_What the task asks_
Every line below that mentions the word "this" should be copied out.

Records about charts and figures:
──────────────────────────────
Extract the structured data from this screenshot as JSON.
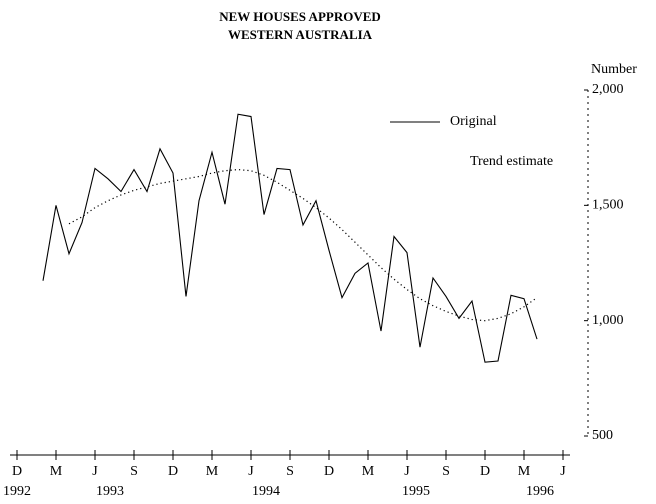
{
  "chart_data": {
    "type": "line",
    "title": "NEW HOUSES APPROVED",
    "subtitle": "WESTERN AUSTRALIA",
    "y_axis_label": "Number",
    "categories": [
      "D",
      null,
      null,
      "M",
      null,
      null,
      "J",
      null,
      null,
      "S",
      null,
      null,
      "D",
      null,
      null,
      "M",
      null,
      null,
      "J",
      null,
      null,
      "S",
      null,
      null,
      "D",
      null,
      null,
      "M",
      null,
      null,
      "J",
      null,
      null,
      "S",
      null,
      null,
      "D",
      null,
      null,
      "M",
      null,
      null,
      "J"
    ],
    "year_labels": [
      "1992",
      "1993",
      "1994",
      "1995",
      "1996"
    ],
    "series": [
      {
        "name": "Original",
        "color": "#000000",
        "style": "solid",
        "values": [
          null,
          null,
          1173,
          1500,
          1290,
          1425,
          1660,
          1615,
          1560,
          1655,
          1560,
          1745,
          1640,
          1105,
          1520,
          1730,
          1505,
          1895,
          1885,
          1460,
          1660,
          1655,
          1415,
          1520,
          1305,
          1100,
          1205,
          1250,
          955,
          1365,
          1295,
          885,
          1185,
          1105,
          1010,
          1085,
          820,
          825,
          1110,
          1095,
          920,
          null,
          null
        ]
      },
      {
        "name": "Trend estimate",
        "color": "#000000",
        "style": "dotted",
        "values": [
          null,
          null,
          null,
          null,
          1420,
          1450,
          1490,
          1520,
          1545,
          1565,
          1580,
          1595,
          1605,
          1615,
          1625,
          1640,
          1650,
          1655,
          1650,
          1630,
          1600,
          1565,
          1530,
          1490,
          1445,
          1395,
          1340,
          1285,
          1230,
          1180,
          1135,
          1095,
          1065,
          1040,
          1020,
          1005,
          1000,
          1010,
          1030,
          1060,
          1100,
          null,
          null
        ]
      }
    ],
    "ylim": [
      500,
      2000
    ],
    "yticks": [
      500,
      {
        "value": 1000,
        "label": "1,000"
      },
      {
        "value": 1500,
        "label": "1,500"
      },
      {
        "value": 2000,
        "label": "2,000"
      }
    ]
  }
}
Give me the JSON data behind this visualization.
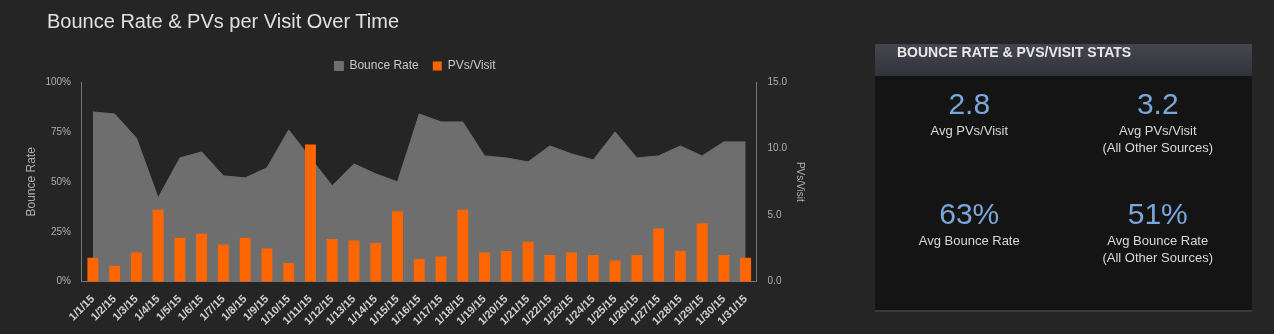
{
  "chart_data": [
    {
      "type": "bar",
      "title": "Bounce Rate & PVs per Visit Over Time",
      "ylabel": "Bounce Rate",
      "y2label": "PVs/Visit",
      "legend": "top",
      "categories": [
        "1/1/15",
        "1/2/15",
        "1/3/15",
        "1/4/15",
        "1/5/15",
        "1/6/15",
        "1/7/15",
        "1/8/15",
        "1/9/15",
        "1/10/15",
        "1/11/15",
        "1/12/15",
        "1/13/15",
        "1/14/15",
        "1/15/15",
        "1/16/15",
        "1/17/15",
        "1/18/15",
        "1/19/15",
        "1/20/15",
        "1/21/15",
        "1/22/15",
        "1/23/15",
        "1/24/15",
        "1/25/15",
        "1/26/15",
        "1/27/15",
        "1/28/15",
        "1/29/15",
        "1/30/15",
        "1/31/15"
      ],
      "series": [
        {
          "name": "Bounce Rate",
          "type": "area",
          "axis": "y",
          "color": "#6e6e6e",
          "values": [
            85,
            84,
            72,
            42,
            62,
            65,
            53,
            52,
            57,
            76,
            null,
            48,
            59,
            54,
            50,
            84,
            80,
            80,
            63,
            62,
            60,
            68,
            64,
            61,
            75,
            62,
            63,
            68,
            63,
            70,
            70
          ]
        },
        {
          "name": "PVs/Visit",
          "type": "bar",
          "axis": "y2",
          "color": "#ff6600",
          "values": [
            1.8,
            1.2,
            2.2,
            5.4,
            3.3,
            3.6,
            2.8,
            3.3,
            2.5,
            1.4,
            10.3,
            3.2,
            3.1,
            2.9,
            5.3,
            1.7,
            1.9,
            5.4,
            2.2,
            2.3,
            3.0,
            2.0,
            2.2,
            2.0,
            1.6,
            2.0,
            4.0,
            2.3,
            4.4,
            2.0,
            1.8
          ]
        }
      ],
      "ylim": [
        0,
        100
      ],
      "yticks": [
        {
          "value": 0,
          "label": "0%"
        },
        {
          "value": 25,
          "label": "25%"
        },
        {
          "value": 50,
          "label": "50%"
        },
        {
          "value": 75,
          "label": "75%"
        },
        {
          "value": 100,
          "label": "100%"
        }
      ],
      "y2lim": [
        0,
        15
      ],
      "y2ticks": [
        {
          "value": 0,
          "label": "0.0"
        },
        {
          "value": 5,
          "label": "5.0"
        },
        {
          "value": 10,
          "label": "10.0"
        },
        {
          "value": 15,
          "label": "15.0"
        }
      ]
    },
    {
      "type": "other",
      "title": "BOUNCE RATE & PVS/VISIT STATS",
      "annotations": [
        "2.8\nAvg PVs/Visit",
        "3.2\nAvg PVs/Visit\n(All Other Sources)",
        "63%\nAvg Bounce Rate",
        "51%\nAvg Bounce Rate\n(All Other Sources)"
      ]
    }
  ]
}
──────────────────────────────
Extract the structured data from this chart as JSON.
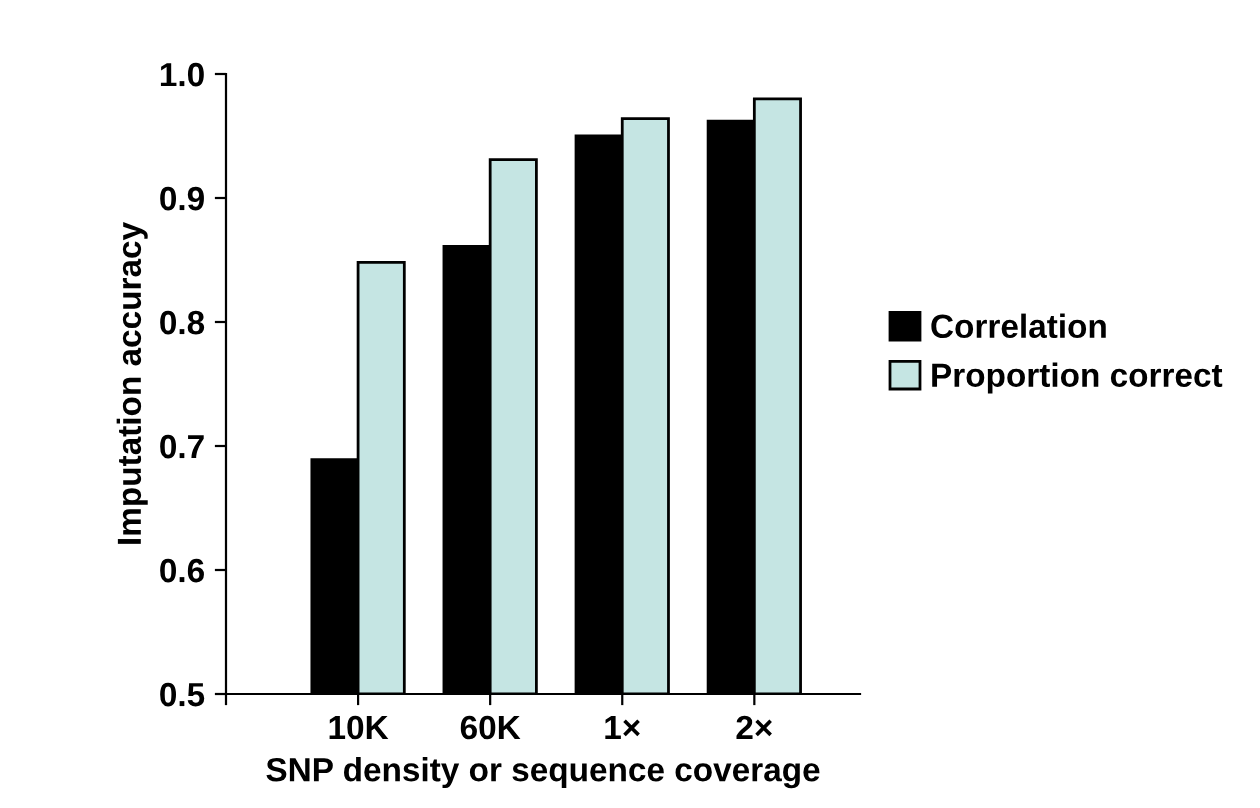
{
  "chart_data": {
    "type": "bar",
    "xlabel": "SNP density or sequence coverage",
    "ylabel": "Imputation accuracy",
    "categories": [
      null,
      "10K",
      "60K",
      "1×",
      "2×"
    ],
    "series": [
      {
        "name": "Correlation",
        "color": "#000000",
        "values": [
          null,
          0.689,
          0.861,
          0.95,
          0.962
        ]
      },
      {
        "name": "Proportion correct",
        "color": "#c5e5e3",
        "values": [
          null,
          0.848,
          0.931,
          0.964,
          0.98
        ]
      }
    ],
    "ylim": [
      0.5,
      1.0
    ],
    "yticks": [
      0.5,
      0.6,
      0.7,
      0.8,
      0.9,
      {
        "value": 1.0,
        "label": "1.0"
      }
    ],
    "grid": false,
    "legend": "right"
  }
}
──────────────────────────────
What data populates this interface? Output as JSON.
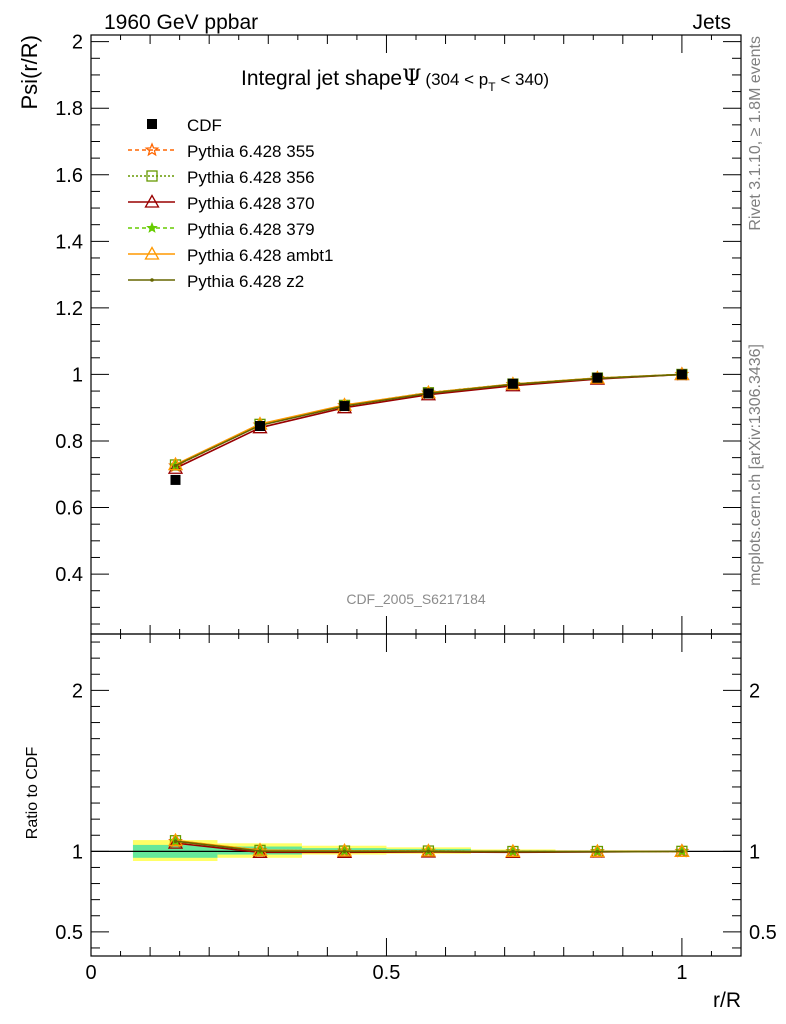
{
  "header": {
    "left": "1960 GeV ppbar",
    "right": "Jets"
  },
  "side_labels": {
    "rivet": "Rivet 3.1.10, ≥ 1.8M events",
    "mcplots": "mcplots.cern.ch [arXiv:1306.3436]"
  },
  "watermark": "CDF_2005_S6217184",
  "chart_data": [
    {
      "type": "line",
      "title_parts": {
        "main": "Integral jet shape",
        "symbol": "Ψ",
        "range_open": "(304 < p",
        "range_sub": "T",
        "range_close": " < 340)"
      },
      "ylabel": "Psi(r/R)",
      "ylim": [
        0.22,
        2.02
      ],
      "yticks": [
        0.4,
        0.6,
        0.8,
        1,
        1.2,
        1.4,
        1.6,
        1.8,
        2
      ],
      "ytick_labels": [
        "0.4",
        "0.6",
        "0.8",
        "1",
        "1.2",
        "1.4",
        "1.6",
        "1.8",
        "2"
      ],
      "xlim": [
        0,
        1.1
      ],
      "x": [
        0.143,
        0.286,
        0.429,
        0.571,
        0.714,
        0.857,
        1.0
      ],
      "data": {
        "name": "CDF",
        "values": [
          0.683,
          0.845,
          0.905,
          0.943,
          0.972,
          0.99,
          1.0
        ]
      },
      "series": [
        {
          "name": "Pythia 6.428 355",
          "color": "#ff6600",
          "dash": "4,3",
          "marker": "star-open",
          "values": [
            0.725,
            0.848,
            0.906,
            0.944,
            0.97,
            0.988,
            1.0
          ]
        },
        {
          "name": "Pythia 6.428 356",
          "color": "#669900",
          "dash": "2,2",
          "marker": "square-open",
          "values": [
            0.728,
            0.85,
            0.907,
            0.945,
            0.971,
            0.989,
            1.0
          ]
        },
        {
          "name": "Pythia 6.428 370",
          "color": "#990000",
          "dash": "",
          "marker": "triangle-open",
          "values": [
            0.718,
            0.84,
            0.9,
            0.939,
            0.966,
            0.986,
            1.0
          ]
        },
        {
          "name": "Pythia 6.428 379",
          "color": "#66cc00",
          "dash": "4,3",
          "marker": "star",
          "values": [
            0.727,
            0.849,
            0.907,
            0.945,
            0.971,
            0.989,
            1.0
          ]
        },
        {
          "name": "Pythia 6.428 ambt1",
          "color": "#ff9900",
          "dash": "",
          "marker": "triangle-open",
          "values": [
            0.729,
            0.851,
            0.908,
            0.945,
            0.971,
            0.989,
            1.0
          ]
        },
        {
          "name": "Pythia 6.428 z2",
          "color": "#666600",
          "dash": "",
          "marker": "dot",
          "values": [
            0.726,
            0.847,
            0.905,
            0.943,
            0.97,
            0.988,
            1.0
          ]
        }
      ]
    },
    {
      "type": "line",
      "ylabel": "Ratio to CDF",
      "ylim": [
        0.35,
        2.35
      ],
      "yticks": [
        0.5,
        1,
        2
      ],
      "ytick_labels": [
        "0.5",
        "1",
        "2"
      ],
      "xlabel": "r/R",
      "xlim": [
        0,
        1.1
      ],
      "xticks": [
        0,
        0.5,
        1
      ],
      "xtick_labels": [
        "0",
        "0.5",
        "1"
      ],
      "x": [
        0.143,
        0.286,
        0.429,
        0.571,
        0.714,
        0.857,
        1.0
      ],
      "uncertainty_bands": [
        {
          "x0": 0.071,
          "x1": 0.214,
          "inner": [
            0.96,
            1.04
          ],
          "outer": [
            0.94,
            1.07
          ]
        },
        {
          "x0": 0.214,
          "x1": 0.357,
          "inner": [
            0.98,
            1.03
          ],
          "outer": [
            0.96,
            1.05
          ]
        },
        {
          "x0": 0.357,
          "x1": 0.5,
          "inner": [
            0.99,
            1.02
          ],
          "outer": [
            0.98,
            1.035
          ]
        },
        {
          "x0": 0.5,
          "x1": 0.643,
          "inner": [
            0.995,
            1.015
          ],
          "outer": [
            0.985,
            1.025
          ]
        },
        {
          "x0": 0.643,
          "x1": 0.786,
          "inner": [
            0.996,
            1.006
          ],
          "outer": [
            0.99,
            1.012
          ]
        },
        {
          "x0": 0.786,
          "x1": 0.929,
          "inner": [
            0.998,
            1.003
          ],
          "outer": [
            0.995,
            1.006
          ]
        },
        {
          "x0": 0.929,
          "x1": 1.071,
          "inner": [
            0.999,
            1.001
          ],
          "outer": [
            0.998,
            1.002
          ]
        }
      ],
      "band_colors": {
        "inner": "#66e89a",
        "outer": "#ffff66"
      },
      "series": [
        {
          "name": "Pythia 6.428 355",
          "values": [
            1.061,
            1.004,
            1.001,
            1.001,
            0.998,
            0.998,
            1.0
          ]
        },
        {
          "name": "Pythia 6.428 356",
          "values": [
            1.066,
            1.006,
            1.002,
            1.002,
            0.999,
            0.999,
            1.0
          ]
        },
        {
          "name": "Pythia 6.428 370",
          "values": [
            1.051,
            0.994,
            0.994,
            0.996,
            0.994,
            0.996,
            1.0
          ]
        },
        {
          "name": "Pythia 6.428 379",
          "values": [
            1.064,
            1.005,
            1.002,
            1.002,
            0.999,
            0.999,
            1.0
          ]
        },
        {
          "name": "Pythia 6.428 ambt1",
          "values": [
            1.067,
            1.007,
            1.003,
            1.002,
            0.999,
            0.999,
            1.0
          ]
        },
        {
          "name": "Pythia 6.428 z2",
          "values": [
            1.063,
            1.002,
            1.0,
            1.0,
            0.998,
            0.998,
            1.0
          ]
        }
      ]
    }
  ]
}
──────────────────────────────
_Solution_
Extract the structured data from this screenshot as JSON.
Give me the JSON data behind this visualization.
Extract the structured data from this chart as JSON.
What data populates this interface? Output as JSON.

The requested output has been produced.